Stated problem ▸ Images appear in the records below; leave them out and repeat everything else exactly.

Supplied material ▸
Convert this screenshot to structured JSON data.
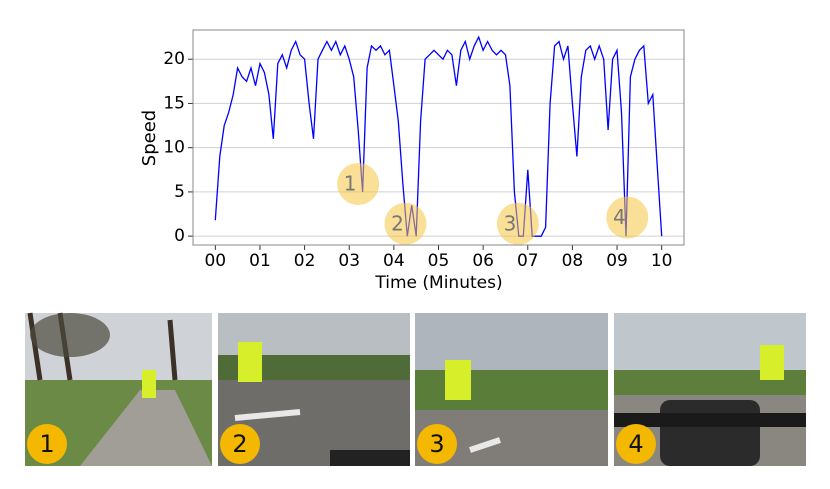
{
  "chart_data": {
    "type": "line",
    "ylabel": "Speed",
    "xlabel": "Time (Minutes)",
    "x": [
      0.0,
      0.1,
      0.2,
      0.3,
      0.4,
      0.5,
      0.6,
      0.7,
      0.8,
      0.9,
      1.0,
      1.1,
      1.2,
      1.3,
      1.4,
      1.5,
      1.6,
      1.7,
      1.8,
      1.9,
      2.0,
      2.1,
      2.2,
      2.3,
      2.4,
      2.5,
      2.6,
      2.7,
      2.8,
      2.9,
      3.0,
      3.1,
      3.2,
      3.3,
      3.4,
      3.5,
      3.6,
      3.7,
      3.8,
      3.9,
      4.0,
      4.1,
      4.2,
      4.3,
      4.4,
      4.5,
      4.6,
      4.7,
      4.8,
      4.9,
      5.0,
      5.1,
      5.2,
      5.3,
      5.4,
      5.5,
      5.6,
      5.7,
      5.8,
      5.9,
      6.0,
      6.1,
      6.2,
      6.3,
      6.4,
      6.5,
      6.6,
      6.7,
      6.8,
      6.9,
      7.0,
      7.1,
      7.2,
      7.3,
      7.4,
      7.5,
      7.6,
      7.7,
      7.8,
      7.9,
      8.0,
      8.1,
      8.2,
      8.3,
      8.4,
      8.5,
      8.6,
      8.7,
      8.8,
      8.9,
      9.0,
      9.1,
      9.2,
      9.3,
      9.4,
      9.5,
      9.6,
      9.7,
      9.8,
      9.9,
      10.0
    ],
    "series": [
      {
        "color": "#0000ff",
        "values": [
          1.8,
          9,
          12.5,
          14,
          16,
          19,
          18,
          17.5,
          19,
          17,
          19.5,
          18.5,
          16,
          11,
          19.5,
          20.5,
          19,
          21,
          22,
          20.5,
          20,
          15,
          11,
          20,
          21,
          22,
          21,
          22,
          20.5,
          21.5,
          20,
          18,
          12,
          5,
          19,
          21.5,
          21,
          21.5,
          20.5,
          21,
          17,
          13,
          6,
          0,
          3.5,
          0,
          13,
          20,
          20.5,
          21,
          20.5,
          20,
          21,
          20.5,
          17,
          21,
          22,
          20,
          21.5,
          22.5,
          21,
          22,
          21,
          20.5,
          21,
          20.5,
          17,
          5,
          0,
          0,
          7.5,
          0,
          0,
          0,
          1,
          15,
          21.5,
          22,
          20,
          21.5,
          15,
          9,
          18,
          21,
          21.5,
          20,
          21.5,
          20,
          12,
          20,
          21,
          14,
          0,
          18,
          20,
          21,
          21.5,
          15,
          16,
          8,
          0
        ]
      }
    ],
    "xlim": [
      -0.5,
      10.5
    ],
    "ylim": [
      -1,
      23.3
    ],
    "xticks": [
      {
        "value": 0,
        "label": "00"
      },
      {
        "value": 1,
        "label": "01"
      },
      {
        "value": 2,
        "label": "02"
      },
      {
        "value": 3,
        "label": "03"
      },
      {
        "value": 4,
        "label": "04"
      },
      {
        "value": 5,
        "label": "05"
      },
      {
        "value": 6,
        "label": "06"
      },
      {
        "value": 7,
        "label": "07"
      },
      {
        "value": 8,
        "label": "08"
      },
      {
        "value": 9,
        "label": "09"
      },
      10
    ],
    "yticks": [
      0,
      5,
      10,
      15,
      20
    ],
    "grid": true,
    "annotations": [
      {
        "label": "1",
        "x": 3.2,
        "y": 5.9
      },
      {
        "label": "2",
        "x": 4.26,
        "y": 1.4
      },
      {
        "label": "3",
        "x": 6.78,
        "y": 1.4
      },
      {
        "label": "4",
        "x": 9.23,
        "y": 2.1
      }
    ]
  },
  "photos": [
    "1",
    "2",
    "3",
    "4"
  ]
}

Task response ▸
Convert this screenshot to structured JSON data.
{
  "chart_data": {
    "type": "line",
    "ylabel": "Speed",
    "xlabel": "Time (Minutes)",
    "x": [
      0.0,
      0.1,
      0.2,
      0.3,
      0.4,
      0.5,
      0.6,
      0.7,
      0.8,
      0.9,
      1.0,
      1.1,
      1.2,
      1.3,
      1.4,
      1.5,
      1.6,
      1.7,
      1.8,
      1.9,
      2.0,
      2.1,
      2.2,
      2.3,
      2.4,
      2.5,
      2.6,
      2.7,
      2.8,
      2.9,
      3.0,
      3.1,
      3.2,
      3.3,
      3.4,
      3.5,
      3.6,
      3.7,
      3.8,
      3.9,
      4.0,
      4.1,
      4.2,
      4.3,
      4.4,
      4.5,
      4.6,
      4.7,
      4.8,
      4.9,
      5.0,
      5.1,
      5.2,
      5.3,
      5.4,
      5.5,
      5.6,
      5.7,
      5.8,
      5.9,
      6.0,
      6.1,
      6.2,
      6.3,
      6.4,
      6.5,
      6.6,
      6.7,
      6.8,
      6.9,
      7.0,
      7.1,
      7.2,
      7.3,
      7.4,
      7.5,
      7.6,
      7.7,
      7.8,
      7.9,
      8.0,
      8.1,
      8.2,
      8.3,
      8.4,
      8.5,
      8.6,
      8.7,
      8.8,
      8.9,
      9.0,
      9.1,
      9.2,
      9.3,
      9.4,
      9.5,
      9.6,
      9.7,
      9.8,
      9.9,
      10.0
    ],
    "series": [
      {
        "color": "#0000ff",
        "values": [
          1.8,
          9,
          12.5,
          14,
          16,
          19,
          18,
          17.5,
          19,
          17,
          19.5,
          18.5,
          16,
          11,
          19.5,
          20.5,
          19,
          21,
          22,
          20.5,
          20,
          15,
          11,
          20,
          21,
          22,
          21,
          22,
          20.5,
          21.5,
          20,
          18,
          12,
          5,
          19,
          21.5,
          21,
          21.5,
          20.5,
          21,
          17,
          13,
          6,
          0,
          3.5,
          0,
          13,
          20,
          20.5,
          21,
          20.5,
          20,
          21,
          20.5,
          17,
          21,
          22,
          20,
          21.5,
          22.5,
          21,
          22,
          21,
          20.5,
          21,
          20.5,
          17,
          5,
          0,
          0,
          7.5,
          0,
          0,
          0,
          1,
          15,
          21.5,
          22,
          20,
          21.5,
          15,
          9,
          18,
          21,
          21.5,
          20,
          21.5,
          20,
          12,
          20,
          21,
          14,
          0,
          18,
          20,
          21,
          21.5,
          15,
          16,
          8,
          0
        ]
      }
    ],
    "xlim": [
      -0.5,
      10.5
    ],
    "ylim": [
      -1,
      23.3
    ],
    "xticks": [
      {
        "value": 0,
        "label": "00"
      },
      {
        "value": 1,
        "label": "01"
      },
      {
        "value": 2,
        "label": "02"
      },
      {
        "value": 3,
        "label": "03"
      },
      {
        "value": 4,
        "label": "04"
      },
      {
        "value": 5,
        "label": "05"
      },
      {
        "value": 6,
        "label": "06"
      },
      {
        "value": 7,
        "label": "07"
      },
      {
        "value": 8,
        "label": "08"
      },
      {
        "value": 9,
        "label": "09"
      },
      10
    ],
    "yticks": [
      0,
      5,
      10,
      15,
      20
    ],
    "grid": true,
    "annotations": [
      {
        "label": "1",
        "x": 3.2,
        "y": 5.9
      },
      {
        "label": "2",
        "x": 4.26,
        "y": 1.4
      },
      {
        "label": "3",
        "x": 6.78,
        "y": 1.4
      },
      {
        "label": "4",
        "x": 9.23,
        "y": 2.1
      }
    ]
  },
  "photos": [
    "1",
    "2",
    "3",
    "4"
  ]
}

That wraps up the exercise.